STATED GOAL:
Rewrite the part of the records that opens with the line containing "Decompose this screenshot" and closes with the line containing "result-card: Tested on: Feb", renaming "resource-label" to "link-label" and leaving everything else unchanged.

TASK DATA:
*-*-*
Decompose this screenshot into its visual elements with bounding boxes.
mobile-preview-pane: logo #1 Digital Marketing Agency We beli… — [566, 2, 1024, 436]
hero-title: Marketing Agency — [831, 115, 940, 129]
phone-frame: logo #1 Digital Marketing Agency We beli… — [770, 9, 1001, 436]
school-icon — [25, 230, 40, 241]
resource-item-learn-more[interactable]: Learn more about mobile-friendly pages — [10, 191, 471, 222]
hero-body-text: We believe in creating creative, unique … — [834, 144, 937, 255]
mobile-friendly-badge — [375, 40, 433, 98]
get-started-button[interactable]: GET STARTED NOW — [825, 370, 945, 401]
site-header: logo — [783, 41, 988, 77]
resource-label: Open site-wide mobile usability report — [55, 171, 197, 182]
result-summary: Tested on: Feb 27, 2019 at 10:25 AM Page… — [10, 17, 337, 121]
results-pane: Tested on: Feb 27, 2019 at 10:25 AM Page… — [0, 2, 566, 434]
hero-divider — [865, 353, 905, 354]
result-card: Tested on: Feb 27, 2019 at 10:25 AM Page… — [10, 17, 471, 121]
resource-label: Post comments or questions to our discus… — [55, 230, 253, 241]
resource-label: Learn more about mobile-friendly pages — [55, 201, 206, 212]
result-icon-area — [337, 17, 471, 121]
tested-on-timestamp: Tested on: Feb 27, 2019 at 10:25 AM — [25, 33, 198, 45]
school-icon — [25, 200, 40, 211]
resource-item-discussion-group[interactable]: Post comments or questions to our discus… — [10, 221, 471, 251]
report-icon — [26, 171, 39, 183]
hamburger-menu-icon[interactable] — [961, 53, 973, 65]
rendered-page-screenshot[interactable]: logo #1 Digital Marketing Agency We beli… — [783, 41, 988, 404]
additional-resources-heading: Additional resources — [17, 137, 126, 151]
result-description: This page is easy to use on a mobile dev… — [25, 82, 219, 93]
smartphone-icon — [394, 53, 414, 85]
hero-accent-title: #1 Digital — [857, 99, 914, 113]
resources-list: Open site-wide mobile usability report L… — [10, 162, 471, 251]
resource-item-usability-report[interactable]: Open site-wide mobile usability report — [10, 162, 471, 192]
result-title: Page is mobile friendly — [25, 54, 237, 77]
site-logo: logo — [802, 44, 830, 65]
*-*-*
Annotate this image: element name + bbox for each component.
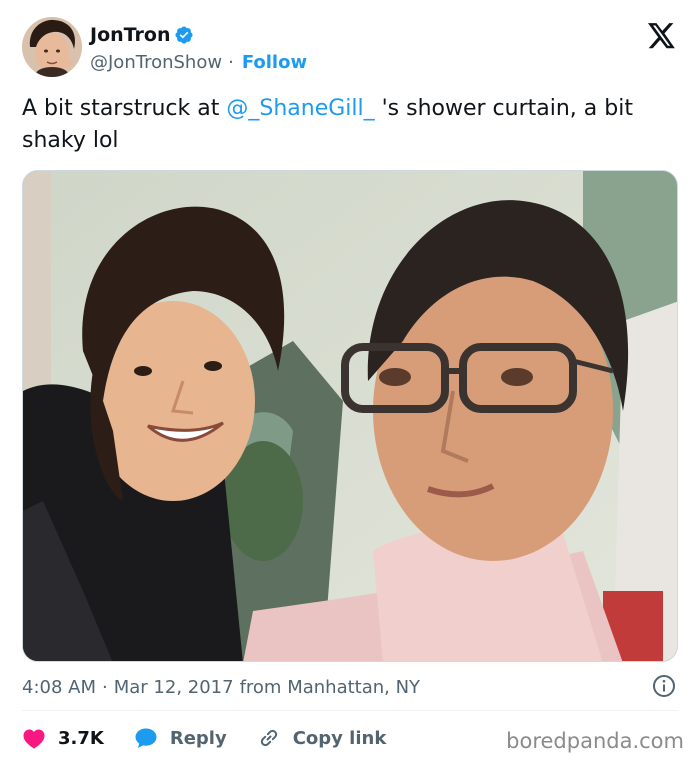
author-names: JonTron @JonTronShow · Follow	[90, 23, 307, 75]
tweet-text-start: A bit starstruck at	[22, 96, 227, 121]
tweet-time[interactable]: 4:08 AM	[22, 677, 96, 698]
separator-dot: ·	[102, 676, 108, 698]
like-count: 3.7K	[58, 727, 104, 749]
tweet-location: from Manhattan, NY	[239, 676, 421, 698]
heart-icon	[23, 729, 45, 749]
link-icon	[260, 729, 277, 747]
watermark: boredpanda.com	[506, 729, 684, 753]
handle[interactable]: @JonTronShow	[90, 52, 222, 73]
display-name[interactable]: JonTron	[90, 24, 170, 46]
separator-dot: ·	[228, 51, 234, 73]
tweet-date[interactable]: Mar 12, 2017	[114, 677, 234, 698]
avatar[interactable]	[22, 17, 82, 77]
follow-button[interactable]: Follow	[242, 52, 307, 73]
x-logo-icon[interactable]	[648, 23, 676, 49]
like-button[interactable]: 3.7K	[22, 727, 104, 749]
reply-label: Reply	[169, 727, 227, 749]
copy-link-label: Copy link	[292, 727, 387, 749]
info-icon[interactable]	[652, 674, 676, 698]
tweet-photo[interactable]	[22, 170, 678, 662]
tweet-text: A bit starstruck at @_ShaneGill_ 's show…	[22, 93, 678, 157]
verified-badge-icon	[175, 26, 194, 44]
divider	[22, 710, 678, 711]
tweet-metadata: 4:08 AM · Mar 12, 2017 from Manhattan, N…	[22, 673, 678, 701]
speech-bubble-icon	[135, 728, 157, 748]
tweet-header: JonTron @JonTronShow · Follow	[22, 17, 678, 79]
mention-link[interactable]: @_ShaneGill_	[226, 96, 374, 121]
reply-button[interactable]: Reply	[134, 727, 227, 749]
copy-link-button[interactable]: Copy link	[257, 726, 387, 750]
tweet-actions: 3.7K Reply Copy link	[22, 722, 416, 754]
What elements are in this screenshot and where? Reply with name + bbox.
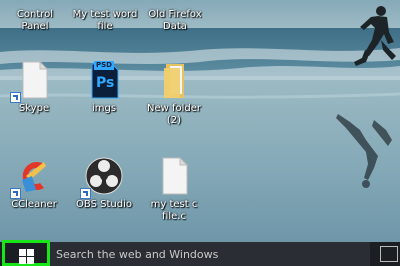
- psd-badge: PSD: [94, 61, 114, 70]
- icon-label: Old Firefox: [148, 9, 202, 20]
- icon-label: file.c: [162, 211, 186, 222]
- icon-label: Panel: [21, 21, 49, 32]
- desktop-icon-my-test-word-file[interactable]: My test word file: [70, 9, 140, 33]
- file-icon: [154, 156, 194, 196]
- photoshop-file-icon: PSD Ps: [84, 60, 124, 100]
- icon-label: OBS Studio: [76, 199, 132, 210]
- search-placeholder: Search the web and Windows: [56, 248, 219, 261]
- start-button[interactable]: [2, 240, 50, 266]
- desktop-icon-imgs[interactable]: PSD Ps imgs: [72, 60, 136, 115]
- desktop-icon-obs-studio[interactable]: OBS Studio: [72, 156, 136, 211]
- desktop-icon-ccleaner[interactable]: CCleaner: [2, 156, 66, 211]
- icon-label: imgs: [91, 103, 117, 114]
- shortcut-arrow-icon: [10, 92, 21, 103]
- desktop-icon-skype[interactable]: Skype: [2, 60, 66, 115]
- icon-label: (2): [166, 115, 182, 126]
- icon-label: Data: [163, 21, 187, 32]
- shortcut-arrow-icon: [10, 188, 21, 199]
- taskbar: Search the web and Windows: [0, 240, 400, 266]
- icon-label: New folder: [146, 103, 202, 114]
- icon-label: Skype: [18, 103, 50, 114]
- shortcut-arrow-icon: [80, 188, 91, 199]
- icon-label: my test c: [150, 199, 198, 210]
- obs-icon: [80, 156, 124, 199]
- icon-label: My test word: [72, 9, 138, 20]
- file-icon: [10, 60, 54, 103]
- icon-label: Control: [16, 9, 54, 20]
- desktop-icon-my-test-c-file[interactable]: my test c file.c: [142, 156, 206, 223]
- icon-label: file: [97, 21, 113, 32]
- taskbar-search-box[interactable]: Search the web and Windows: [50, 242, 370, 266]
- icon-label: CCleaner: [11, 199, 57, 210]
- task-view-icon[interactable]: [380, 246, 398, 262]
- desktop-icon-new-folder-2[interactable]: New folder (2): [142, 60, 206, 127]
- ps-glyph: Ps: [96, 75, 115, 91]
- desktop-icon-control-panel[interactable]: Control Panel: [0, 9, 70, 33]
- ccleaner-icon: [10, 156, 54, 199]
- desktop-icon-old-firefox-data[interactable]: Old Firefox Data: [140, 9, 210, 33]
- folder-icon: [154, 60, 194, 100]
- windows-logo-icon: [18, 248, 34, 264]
*-*-*
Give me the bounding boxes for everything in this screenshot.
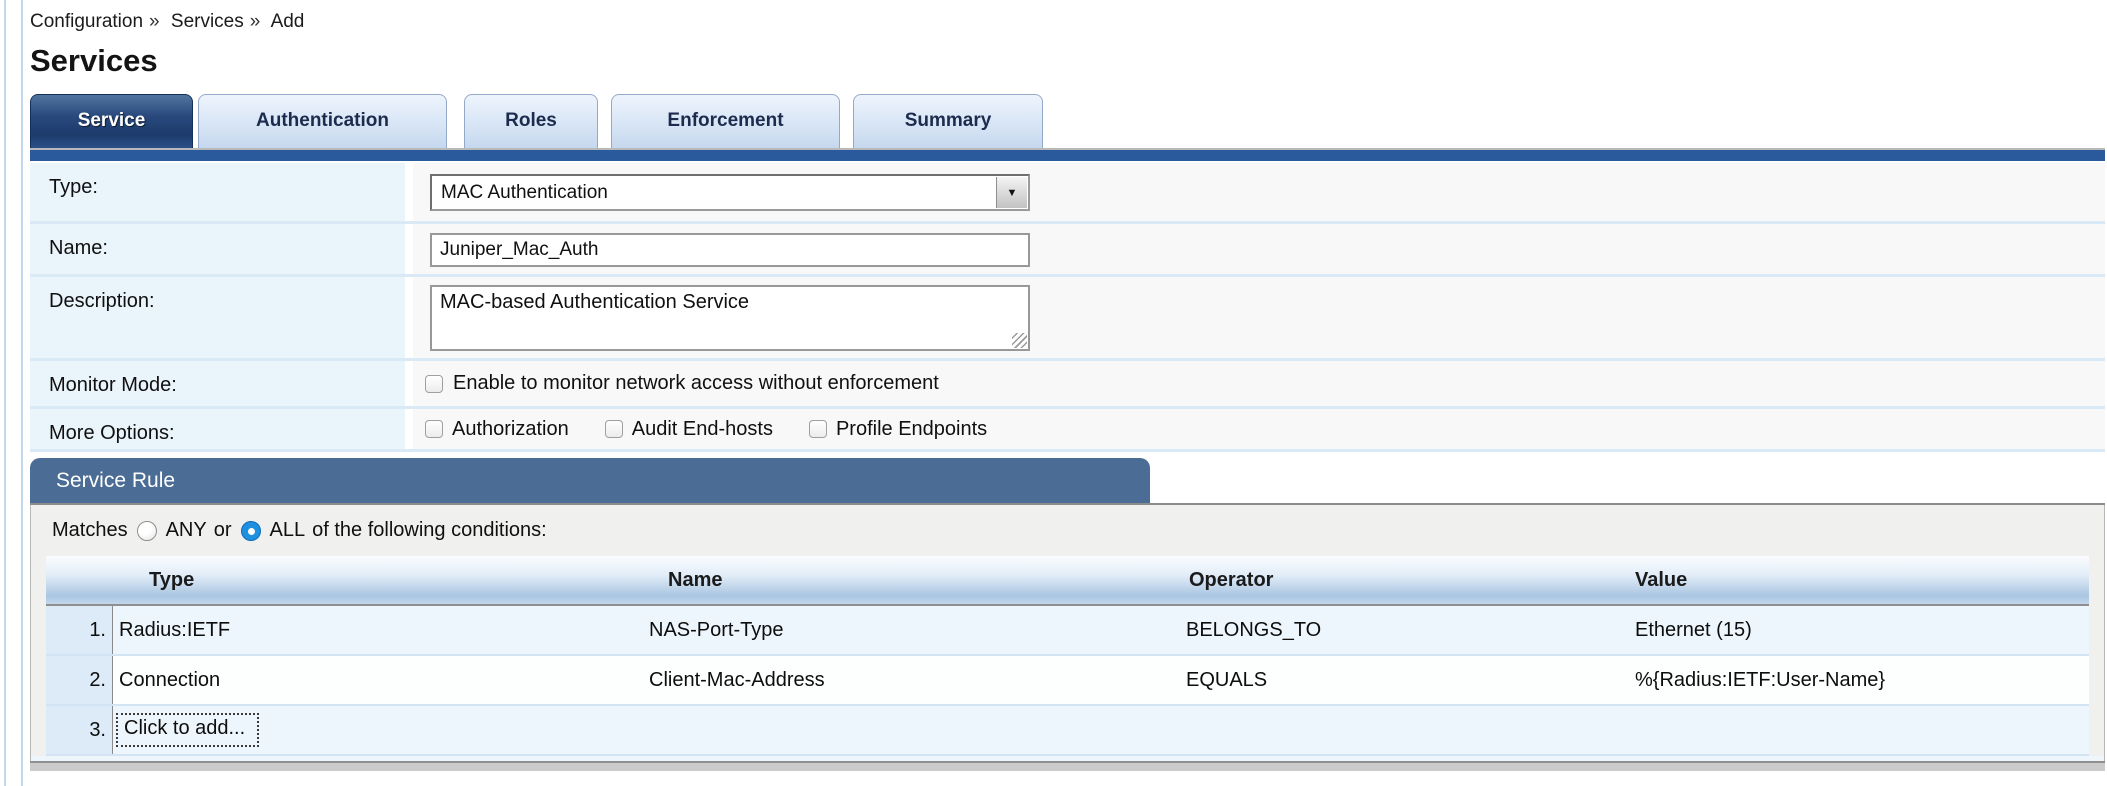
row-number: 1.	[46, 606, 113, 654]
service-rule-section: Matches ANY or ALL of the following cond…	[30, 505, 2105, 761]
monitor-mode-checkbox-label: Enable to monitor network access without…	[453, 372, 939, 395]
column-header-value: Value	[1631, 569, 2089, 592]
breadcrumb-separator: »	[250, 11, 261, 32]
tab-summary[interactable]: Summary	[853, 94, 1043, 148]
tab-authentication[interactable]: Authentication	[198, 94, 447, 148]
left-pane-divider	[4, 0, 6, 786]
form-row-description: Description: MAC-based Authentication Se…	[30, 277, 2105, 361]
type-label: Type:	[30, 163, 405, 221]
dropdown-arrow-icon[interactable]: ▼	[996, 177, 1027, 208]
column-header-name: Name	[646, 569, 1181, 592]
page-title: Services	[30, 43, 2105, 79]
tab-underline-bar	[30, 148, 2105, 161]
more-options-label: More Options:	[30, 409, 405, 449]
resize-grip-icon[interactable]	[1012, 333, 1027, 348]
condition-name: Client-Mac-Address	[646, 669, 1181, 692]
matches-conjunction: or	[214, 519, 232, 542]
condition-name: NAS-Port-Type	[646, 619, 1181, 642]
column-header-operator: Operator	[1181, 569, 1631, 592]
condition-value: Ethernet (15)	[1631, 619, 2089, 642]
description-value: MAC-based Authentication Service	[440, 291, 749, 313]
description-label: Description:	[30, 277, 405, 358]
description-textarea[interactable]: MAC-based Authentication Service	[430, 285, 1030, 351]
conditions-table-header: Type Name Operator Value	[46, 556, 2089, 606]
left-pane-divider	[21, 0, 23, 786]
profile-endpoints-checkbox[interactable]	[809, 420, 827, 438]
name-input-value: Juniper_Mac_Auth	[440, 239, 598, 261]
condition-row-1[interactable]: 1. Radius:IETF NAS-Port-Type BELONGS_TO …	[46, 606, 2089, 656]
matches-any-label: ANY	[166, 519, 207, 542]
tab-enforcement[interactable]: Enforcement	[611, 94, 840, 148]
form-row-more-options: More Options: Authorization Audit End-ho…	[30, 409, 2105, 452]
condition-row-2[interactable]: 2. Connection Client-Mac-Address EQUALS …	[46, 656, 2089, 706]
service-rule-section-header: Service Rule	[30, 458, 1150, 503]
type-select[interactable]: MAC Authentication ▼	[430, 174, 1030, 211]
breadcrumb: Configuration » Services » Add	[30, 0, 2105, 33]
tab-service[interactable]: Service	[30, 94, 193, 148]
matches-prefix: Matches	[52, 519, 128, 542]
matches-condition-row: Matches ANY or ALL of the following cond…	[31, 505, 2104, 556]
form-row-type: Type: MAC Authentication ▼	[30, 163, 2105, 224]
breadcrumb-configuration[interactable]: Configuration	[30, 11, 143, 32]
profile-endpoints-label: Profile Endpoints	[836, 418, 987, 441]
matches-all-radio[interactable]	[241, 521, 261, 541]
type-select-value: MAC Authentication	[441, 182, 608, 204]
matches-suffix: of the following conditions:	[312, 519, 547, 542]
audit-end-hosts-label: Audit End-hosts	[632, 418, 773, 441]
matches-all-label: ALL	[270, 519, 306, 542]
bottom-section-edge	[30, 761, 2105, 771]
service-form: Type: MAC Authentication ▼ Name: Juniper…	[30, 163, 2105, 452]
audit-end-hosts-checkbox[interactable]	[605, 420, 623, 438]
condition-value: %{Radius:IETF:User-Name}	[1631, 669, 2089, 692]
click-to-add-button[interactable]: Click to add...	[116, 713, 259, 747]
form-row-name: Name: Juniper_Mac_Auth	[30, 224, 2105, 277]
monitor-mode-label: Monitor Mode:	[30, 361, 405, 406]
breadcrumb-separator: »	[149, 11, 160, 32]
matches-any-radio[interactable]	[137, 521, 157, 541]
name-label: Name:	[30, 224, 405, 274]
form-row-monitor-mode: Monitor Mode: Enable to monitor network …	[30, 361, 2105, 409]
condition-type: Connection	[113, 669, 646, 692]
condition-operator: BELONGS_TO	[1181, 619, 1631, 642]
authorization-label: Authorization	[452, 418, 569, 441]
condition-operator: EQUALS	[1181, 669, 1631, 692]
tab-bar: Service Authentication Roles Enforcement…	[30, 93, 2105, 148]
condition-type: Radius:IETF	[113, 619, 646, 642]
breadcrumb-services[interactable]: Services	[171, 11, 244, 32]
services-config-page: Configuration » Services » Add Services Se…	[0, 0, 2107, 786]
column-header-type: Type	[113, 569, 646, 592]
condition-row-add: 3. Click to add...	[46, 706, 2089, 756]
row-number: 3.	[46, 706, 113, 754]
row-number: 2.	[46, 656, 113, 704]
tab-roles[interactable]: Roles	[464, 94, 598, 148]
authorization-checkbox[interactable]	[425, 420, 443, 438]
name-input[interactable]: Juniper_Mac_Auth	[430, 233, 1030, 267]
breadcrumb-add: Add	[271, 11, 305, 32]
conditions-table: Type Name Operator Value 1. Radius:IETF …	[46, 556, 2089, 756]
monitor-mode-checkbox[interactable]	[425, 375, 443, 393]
*-*-*
WORKED ANSWER:
Decompose this screenshot into its visual elements with bounding boxes.
mobile-preview-pane: logo #1 Digital Marketing Agency We beli… — [566, 2, 1024, 436]
hero-title: Marketing Agency — [831, 115, 940, 129]
phone-frame: logo #1 Digital Marketing Agency We beli… — [770, 9, 1001, 436]
school-icon — [25, 230, 40, 241]
resource-item-learn-more[interactable]: Learn more about mobile-friendly pages — [10, 191, 471, 222]
hero-body-text: We believe in creating creative, unique … — [834, 144, 937, 255]
mobile-friendly-badge — [375, 40, 433, 98]
get-started-button[interactable]: GET STARTED NOW — [825, 370, 945, 401]
site-header: logo — [783, 41, 988, 77]
link-label: Open site-wide mobile usability report — [55, 171, 197, 182]
result-summary: Tested on: Feb 27, 2019 at 10:25 AM Page… — [10, 17, 337, 121]
results-pane: Tested on: Feb 27, 2019 at 10:25 AM Page… — [0, 2, 566, 434]
hero-divider — [865, 353, 905, 354]
result-card: Tested on: Feb 27, 2019 at 10:25 AM Page… — [10, 17, 471, 121]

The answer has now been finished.